→ Exercise details
In the entries that follow, find the word "button" and report each line it is on.

→ Material provided
------------------------

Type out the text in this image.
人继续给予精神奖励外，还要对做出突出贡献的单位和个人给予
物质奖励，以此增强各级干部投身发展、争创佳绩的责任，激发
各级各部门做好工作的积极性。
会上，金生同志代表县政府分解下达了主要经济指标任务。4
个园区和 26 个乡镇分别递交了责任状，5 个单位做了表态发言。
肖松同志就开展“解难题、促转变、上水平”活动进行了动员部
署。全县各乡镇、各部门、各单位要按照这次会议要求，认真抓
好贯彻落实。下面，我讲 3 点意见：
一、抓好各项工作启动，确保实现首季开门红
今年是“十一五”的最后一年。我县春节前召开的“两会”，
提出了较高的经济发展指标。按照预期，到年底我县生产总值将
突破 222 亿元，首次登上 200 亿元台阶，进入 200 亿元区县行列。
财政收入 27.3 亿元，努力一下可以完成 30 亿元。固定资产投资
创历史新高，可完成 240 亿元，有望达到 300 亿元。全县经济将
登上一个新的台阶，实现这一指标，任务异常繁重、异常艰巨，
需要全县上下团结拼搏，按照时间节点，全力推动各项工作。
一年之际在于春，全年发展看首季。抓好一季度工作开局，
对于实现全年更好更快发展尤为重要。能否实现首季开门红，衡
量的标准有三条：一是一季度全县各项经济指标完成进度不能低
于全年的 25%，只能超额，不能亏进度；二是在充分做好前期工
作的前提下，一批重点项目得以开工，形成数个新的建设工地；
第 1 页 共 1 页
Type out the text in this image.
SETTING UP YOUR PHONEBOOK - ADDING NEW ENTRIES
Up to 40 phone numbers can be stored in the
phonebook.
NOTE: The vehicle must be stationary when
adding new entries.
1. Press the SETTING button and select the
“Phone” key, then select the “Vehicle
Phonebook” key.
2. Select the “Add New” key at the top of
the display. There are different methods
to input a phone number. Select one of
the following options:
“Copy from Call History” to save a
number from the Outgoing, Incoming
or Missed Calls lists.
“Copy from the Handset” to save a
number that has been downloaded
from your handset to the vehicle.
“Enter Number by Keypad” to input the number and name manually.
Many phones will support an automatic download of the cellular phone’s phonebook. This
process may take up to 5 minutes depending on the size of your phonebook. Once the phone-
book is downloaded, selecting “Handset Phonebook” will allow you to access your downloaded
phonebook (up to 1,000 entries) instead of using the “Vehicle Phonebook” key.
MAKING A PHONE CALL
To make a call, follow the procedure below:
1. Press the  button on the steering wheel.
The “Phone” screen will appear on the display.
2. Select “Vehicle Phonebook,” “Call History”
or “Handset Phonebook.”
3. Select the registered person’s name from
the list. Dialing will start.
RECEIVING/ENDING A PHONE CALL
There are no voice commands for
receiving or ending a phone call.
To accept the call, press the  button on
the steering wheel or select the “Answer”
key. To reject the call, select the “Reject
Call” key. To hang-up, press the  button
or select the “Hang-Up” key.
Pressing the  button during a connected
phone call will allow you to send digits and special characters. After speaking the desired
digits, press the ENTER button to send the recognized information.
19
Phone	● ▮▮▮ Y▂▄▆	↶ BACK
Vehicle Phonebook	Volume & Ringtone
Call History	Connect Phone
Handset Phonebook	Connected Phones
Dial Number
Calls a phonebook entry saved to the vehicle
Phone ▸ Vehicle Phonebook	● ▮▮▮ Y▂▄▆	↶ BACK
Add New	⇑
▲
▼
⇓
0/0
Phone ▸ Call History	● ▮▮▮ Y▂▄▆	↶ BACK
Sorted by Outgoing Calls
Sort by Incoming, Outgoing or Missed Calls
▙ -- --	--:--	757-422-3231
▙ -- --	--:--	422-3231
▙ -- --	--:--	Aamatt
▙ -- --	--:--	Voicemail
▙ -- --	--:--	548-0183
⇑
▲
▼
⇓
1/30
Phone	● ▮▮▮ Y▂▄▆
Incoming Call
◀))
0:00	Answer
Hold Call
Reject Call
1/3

------------------------

→ Finished answer
1. Press the SETTING button and select the
1. Press the  button on the steering wheel.
To accept the call, press the  button on
Call” key. To hang-up, press the  button
Pressing the  button during a connected
digits, press the ENTER button to send the recognized information.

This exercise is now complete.